**THE RECORDS**
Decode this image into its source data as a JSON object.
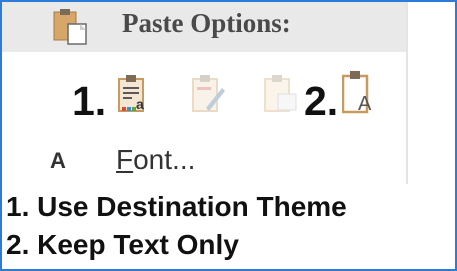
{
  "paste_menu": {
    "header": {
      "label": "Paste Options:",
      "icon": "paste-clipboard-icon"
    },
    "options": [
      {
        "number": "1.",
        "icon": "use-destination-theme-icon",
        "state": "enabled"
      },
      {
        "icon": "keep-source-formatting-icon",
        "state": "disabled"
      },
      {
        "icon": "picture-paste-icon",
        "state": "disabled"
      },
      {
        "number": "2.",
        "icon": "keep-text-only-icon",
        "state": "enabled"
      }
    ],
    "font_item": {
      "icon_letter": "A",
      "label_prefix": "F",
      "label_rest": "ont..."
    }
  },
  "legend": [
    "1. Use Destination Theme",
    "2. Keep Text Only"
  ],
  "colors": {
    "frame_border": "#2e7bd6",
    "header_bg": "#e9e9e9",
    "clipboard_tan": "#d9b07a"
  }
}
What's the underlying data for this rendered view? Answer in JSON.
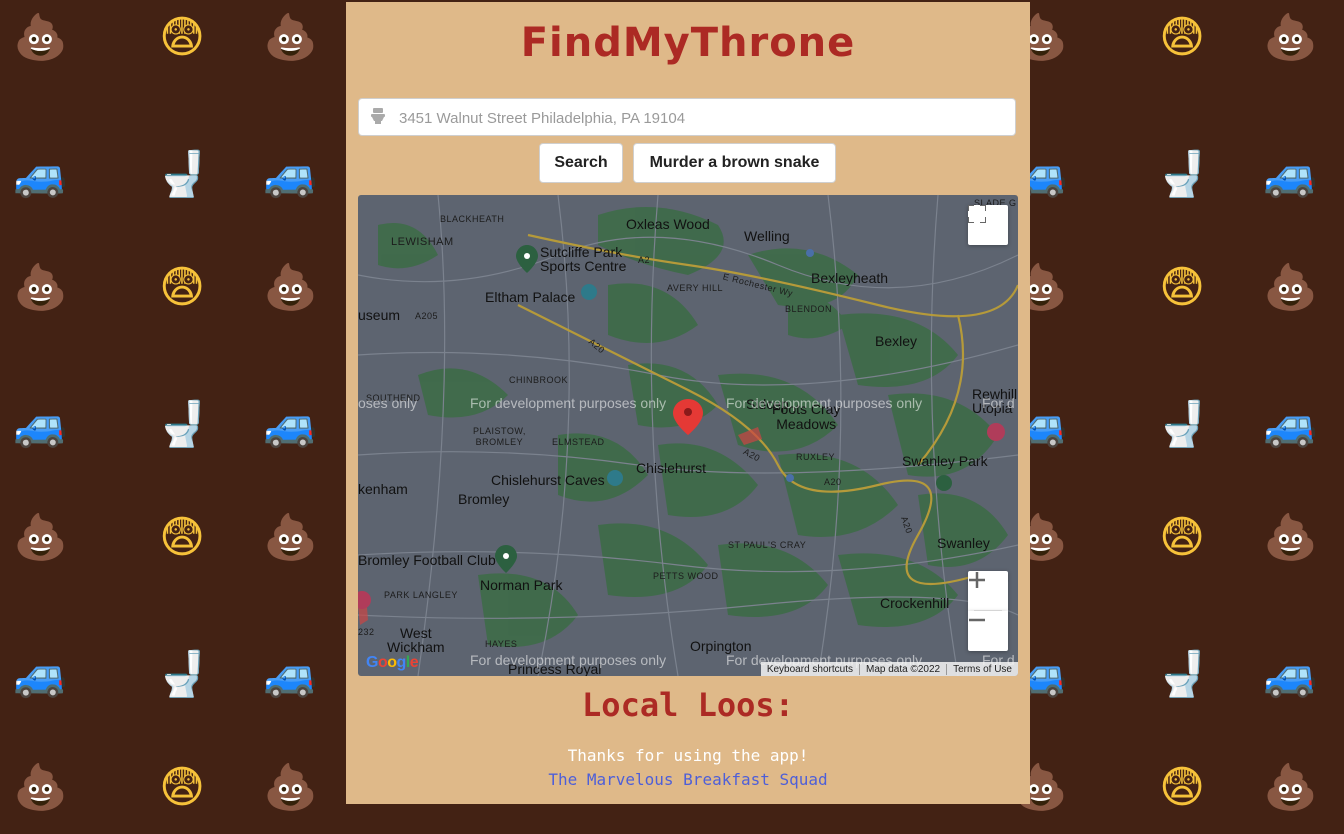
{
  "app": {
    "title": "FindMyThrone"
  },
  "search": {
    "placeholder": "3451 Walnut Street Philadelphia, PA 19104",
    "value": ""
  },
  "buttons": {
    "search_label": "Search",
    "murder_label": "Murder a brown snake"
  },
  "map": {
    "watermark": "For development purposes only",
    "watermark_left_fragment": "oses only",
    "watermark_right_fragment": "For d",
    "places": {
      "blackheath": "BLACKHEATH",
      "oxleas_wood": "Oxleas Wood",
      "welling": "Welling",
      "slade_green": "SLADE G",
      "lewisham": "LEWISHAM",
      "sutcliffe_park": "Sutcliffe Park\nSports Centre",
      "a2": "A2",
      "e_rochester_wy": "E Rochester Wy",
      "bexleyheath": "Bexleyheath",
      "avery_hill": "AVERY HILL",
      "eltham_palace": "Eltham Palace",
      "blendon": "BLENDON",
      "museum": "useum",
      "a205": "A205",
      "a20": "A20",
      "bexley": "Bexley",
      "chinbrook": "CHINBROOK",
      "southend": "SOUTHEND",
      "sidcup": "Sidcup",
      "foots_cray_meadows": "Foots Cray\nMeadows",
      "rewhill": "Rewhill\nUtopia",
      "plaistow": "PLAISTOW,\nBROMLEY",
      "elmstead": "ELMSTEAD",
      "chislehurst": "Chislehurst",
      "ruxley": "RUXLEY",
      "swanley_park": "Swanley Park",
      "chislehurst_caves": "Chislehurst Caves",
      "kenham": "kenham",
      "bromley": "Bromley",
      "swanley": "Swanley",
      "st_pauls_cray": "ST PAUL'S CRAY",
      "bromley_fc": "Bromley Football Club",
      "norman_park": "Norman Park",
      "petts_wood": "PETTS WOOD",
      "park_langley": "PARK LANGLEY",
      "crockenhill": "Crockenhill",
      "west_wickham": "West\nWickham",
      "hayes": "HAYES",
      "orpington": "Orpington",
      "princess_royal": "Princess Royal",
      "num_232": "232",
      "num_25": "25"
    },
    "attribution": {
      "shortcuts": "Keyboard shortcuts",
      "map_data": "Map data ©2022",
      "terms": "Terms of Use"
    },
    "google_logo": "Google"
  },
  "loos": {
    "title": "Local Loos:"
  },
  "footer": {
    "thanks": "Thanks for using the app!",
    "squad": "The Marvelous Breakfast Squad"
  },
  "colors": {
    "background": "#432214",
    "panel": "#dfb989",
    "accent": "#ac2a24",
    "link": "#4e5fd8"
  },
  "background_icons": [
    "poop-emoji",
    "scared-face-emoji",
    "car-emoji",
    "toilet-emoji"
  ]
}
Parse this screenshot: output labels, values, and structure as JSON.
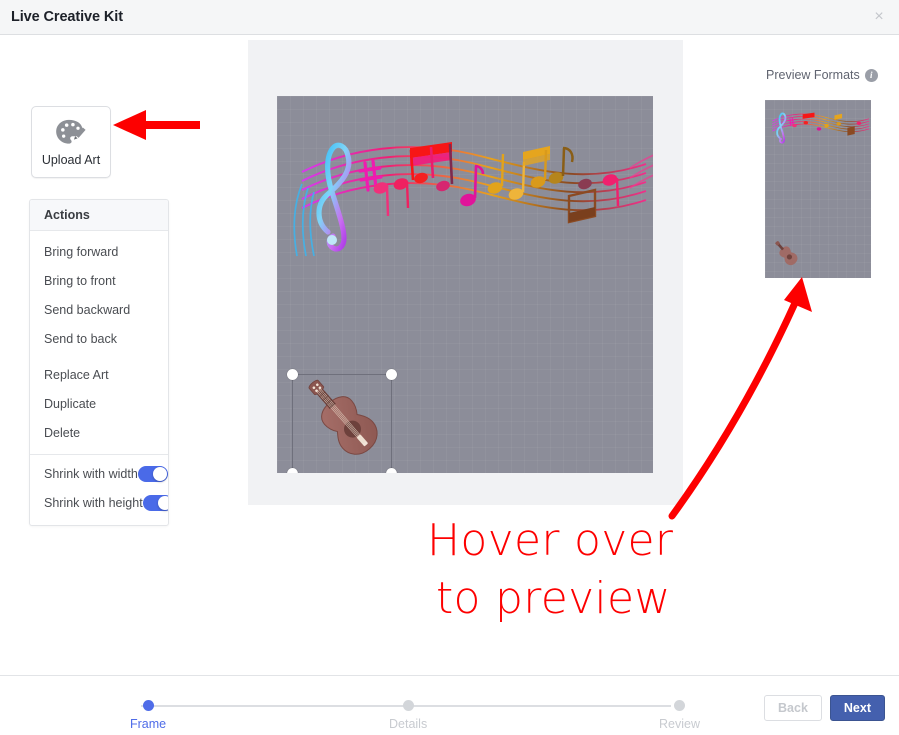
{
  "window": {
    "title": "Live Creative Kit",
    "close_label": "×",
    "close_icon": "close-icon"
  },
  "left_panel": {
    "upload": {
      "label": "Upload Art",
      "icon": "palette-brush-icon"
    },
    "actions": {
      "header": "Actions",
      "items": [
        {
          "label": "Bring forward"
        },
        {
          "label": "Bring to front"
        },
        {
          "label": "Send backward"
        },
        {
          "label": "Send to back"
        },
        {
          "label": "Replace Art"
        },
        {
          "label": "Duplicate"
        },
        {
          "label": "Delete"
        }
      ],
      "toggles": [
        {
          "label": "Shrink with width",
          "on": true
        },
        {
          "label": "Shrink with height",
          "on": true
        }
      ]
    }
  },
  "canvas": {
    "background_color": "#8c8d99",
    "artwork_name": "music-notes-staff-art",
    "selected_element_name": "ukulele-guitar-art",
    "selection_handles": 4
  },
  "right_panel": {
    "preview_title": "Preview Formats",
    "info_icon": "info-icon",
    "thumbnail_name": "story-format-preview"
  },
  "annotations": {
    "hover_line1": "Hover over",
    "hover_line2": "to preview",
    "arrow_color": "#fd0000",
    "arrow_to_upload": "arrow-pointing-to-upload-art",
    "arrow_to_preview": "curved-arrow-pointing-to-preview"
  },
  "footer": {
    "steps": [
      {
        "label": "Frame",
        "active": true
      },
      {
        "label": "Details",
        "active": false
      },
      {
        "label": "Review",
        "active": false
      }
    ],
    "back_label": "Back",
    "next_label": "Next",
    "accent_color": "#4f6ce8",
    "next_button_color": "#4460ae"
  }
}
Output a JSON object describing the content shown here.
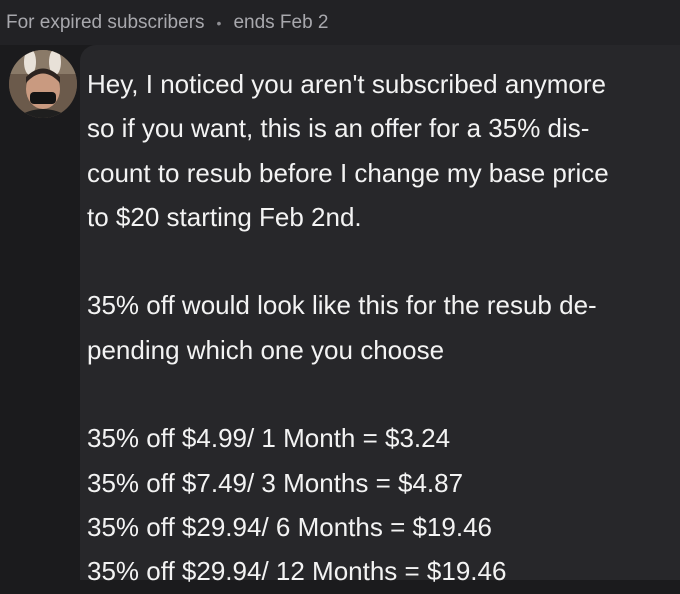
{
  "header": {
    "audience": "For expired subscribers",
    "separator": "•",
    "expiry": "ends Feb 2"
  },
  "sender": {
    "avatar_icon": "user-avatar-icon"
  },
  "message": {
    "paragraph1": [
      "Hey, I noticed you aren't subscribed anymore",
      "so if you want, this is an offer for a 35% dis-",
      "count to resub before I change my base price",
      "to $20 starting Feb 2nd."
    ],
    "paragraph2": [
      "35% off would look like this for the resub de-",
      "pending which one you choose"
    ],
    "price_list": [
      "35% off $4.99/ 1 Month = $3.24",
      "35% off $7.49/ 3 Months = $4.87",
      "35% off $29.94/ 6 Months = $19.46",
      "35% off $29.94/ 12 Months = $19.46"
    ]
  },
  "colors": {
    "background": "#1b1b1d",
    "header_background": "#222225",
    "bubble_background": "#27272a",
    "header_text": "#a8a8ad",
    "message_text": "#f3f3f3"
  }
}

**AIM OF THE TASK**
Pick out all the lines with the word "JSON" in them and copy them.

**WORKED ANSWER**
Decode this image into its source data as a JSON object.
What's the underlying data for this rendered view? Answer in JSON.
Parse this screenshot: output labels, values, and structure as JSON.
Output a JSON object describing the content shown here.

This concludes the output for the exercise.